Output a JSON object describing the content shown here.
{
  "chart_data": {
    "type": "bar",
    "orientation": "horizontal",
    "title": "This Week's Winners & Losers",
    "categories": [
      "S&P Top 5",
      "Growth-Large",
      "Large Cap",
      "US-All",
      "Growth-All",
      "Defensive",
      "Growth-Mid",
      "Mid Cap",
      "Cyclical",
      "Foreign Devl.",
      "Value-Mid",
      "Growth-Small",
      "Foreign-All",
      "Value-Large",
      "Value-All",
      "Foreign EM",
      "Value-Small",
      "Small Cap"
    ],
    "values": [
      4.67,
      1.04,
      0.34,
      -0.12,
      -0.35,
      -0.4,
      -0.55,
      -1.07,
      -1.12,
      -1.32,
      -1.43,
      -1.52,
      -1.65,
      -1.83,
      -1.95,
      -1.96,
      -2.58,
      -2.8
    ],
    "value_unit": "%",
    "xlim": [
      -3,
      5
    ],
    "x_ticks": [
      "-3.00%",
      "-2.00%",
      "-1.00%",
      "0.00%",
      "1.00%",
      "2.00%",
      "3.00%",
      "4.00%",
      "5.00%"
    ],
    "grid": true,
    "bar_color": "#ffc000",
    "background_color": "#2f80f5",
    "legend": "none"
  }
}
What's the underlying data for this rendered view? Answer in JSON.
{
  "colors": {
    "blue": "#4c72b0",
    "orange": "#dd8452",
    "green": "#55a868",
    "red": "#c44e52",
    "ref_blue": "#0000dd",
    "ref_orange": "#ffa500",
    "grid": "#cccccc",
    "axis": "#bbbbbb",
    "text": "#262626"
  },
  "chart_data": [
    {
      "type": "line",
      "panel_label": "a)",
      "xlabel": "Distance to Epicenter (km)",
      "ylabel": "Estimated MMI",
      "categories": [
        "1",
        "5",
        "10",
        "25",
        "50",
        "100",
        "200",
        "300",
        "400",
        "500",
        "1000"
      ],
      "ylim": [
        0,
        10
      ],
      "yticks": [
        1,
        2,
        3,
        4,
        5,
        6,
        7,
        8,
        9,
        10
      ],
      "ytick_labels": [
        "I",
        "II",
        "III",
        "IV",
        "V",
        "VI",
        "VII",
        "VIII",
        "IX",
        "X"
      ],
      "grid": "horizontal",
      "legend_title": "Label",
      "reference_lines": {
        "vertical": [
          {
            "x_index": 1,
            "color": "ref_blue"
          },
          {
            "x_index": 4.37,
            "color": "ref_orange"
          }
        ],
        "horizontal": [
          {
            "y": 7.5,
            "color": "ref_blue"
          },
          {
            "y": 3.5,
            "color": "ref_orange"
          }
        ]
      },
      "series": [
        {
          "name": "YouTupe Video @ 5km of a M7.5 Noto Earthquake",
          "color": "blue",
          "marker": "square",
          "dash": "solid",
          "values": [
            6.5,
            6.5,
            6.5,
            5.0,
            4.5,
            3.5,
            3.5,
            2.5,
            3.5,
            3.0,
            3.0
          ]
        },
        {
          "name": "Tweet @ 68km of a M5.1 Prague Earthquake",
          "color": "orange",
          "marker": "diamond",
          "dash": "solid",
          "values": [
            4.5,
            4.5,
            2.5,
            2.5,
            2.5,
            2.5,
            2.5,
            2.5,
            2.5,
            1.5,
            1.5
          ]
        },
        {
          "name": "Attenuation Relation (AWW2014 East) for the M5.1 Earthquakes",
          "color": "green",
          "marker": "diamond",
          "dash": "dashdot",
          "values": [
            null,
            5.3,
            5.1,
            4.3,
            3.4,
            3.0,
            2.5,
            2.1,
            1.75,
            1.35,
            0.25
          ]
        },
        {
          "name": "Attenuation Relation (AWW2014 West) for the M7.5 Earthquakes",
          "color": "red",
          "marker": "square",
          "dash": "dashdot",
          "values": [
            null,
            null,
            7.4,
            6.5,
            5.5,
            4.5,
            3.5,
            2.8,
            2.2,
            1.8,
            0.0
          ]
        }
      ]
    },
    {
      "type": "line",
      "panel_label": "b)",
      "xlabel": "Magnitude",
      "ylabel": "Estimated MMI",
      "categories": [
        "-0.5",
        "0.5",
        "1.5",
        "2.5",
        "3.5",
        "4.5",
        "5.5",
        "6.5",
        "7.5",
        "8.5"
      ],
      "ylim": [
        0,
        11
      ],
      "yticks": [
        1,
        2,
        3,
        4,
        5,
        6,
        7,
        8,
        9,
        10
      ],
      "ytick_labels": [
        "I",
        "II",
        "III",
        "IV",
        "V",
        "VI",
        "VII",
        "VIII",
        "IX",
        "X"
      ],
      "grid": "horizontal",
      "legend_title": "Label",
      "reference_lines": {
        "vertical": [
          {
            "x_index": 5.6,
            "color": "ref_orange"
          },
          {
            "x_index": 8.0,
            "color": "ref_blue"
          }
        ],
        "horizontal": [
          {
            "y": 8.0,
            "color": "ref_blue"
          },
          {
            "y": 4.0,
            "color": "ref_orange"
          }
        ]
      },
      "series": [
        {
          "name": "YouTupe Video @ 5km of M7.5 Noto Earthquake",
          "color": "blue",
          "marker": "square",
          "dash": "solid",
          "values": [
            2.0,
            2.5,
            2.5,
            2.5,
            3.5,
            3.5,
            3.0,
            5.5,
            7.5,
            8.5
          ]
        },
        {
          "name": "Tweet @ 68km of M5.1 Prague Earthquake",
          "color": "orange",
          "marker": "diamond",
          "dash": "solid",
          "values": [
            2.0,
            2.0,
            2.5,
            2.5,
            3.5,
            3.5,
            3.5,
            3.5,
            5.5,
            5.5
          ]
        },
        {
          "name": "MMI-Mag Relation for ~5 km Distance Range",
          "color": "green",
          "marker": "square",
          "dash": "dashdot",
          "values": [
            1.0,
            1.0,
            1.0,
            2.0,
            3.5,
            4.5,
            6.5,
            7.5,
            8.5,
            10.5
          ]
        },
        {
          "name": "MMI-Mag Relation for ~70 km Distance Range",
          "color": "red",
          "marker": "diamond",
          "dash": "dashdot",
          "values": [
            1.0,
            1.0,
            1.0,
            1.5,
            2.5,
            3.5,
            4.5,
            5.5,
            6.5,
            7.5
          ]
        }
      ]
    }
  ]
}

-------------------------

## Problem to solve
Look through the entries above. Extract each line with the word "YouTupe".

## Expected answer
          "name": "YouTupe Video @ 5km of a M7.5 Noto Earthquake",
          "name": "YouTupe Video @ 5km of M7.5 Noto Earthquake",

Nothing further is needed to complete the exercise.